* _WHAT IS BEING ASKED_
Find all the lines in the material below with the word "sunt", and copy them.

##### DATA UNDER STUDY #####

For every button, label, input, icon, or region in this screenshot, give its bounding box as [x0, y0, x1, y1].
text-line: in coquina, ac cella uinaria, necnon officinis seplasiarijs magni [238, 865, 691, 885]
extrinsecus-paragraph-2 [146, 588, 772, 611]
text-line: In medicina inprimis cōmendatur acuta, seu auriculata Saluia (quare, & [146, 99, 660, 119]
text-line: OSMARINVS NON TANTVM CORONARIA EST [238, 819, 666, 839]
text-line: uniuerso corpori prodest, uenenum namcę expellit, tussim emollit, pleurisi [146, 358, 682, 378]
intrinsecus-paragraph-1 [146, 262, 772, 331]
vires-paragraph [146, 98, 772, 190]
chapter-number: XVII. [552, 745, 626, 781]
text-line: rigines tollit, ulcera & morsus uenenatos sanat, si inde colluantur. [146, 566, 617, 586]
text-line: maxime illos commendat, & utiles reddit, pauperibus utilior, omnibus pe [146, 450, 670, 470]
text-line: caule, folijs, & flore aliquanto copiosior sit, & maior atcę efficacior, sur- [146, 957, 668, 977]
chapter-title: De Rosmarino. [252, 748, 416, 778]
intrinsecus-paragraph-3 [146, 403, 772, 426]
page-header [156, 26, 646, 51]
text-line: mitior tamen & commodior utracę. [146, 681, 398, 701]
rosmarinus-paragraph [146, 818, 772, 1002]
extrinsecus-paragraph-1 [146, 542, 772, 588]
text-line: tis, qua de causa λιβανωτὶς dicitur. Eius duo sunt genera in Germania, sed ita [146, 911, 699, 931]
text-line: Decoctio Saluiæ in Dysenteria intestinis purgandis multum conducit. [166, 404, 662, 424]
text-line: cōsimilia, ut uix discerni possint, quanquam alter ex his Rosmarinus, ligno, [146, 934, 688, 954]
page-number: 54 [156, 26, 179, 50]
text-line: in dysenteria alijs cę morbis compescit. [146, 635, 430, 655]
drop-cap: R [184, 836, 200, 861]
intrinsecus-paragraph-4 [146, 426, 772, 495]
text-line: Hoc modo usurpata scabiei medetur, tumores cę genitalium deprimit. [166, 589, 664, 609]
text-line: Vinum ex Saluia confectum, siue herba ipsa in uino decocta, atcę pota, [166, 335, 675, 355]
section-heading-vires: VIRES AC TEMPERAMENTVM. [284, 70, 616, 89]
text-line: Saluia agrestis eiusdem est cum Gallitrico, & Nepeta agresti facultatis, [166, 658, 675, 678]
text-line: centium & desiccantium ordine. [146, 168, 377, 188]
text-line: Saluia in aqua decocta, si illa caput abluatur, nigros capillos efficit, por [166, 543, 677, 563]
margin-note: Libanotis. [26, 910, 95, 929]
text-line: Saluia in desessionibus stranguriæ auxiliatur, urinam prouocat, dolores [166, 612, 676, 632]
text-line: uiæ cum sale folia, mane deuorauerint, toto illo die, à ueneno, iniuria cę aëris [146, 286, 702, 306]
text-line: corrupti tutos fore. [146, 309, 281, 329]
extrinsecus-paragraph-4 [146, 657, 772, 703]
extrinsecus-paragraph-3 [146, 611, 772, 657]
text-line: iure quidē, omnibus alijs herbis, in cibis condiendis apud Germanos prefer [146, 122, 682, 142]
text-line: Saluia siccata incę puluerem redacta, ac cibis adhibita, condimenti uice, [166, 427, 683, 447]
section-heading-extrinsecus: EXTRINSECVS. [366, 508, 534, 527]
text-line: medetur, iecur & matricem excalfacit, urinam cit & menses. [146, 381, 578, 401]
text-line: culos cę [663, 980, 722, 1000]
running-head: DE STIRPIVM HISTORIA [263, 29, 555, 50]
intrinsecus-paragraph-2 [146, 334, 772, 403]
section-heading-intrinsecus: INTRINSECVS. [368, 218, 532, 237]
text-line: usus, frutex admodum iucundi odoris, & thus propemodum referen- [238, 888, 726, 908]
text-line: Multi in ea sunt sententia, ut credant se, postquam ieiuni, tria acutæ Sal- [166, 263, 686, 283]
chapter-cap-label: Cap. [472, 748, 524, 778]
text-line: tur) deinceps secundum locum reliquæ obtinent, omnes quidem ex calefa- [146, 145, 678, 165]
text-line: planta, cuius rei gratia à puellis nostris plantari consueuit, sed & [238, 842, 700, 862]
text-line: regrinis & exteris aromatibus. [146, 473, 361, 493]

#####

* _ANSWER TO THE EXERCISE_
text-line: tis, qua de causa λιβανωτὶς dicitur. Eius duo sunt genera in Germania, sed ita [146, 911, 699, 931]
text-line: Multi in ea sunt sententia, ut credant se, postquam ieiuni, tria acutæ Sal- [166, 263, 686, 283]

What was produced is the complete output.